Directions
Only the number is wanted: how many lines contain "clout"?

# START OF Stored rows

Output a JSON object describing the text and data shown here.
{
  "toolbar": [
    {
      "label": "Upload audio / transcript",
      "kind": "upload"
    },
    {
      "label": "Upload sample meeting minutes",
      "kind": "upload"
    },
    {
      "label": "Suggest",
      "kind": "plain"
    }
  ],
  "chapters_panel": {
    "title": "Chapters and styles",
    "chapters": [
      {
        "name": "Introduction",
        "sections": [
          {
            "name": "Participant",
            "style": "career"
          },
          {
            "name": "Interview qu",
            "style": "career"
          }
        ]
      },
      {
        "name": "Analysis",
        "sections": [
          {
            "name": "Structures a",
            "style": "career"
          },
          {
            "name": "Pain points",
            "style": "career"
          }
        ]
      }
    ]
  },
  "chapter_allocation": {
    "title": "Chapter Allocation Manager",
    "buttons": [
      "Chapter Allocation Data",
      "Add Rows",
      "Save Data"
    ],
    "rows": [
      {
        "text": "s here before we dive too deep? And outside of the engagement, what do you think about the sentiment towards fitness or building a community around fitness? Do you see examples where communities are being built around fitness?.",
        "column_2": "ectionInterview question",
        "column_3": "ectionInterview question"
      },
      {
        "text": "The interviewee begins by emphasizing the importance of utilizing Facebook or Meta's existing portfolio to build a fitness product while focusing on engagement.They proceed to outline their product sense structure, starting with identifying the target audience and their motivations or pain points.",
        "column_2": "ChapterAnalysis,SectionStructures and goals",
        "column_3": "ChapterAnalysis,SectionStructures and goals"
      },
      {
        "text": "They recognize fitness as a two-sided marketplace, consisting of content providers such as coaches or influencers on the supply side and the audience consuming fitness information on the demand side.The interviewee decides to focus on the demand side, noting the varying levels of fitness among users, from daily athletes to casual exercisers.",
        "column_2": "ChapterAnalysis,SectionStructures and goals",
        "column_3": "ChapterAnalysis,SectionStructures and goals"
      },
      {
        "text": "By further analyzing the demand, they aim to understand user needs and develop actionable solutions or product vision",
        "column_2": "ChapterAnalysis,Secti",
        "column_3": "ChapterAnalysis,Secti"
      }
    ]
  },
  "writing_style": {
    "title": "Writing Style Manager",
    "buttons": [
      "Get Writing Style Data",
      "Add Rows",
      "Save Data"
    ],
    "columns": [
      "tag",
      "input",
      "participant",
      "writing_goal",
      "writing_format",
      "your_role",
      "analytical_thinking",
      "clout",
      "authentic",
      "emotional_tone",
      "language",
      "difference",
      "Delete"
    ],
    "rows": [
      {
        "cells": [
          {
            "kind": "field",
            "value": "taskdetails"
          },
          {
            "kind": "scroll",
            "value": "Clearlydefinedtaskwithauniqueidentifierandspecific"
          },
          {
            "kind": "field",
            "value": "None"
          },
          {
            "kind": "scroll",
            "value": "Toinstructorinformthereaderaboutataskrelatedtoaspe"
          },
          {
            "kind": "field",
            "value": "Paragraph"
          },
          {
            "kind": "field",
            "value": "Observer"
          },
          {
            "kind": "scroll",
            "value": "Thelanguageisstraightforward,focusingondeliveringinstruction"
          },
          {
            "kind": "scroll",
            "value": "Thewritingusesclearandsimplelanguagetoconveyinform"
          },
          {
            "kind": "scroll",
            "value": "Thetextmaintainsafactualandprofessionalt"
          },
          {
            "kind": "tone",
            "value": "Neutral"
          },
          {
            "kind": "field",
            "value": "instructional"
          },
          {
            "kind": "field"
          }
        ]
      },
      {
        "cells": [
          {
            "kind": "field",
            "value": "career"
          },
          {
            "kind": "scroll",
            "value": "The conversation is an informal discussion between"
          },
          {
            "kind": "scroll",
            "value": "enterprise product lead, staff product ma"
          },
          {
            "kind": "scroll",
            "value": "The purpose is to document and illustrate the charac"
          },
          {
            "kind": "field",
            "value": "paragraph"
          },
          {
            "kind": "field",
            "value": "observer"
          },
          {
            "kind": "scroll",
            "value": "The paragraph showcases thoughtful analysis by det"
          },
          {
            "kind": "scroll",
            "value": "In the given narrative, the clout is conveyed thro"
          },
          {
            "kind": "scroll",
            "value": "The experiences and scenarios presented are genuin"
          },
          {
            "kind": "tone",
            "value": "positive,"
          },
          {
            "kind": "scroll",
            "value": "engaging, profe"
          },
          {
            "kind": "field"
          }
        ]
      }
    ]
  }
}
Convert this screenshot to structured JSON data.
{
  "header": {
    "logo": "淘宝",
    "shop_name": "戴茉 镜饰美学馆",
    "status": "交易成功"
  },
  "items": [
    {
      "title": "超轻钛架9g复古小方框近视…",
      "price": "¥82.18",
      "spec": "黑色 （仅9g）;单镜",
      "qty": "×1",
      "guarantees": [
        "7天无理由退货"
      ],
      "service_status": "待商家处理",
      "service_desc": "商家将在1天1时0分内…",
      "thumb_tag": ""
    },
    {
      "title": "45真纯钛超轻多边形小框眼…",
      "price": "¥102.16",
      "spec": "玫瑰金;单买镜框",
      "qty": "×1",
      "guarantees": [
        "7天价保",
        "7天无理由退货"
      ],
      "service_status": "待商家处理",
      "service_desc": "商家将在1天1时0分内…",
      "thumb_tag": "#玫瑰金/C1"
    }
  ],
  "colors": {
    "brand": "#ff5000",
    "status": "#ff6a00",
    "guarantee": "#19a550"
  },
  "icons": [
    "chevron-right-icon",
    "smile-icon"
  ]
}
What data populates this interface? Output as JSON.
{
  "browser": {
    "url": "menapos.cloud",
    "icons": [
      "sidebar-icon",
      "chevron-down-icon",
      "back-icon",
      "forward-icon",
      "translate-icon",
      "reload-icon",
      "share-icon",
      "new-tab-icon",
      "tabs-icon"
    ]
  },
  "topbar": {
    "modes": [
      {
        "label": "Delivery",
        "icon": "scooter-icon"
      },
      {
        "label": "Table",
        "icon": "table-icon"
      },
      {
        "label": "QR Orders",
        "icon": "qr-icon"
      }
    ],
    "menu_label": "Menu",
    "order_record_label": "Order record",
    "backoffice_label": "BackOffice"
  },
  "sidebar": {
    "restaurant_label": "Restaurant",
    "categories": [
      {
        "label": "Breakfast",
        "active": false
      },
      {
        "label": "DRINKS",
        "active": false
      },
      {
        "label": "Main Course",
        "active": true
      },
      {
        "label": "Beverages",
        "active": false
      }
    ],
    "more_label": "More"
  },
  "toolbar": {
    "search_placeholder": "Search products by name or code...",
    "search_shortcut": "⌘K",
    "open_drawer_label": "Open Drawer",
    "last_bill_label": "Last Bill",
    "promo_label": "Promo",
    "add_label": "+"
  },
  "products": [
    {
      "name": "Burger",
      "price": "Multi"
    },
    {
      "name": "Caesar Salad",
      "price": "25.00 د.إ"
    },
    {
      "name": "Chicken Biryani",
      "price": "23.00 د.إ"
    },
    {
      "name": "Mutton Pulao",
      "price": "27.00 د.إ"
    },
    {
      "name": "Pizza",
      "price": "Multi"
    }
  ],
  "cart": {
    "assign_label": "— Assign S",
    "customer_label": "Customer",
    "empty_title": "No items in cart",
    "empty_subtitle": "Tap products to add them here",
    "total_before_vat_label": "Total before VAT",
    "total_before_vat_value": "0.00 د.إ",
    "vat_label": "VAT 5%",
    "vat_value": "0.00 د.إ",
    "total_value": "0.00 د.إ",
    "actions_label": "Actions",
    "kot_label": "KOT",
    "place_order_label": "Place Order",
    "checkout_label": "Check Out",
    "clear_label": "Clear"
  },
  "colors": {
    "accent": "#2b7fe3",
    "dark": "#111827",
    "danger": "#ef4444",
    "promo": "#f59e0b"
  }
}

# END OF Stored rows

Expected answer
2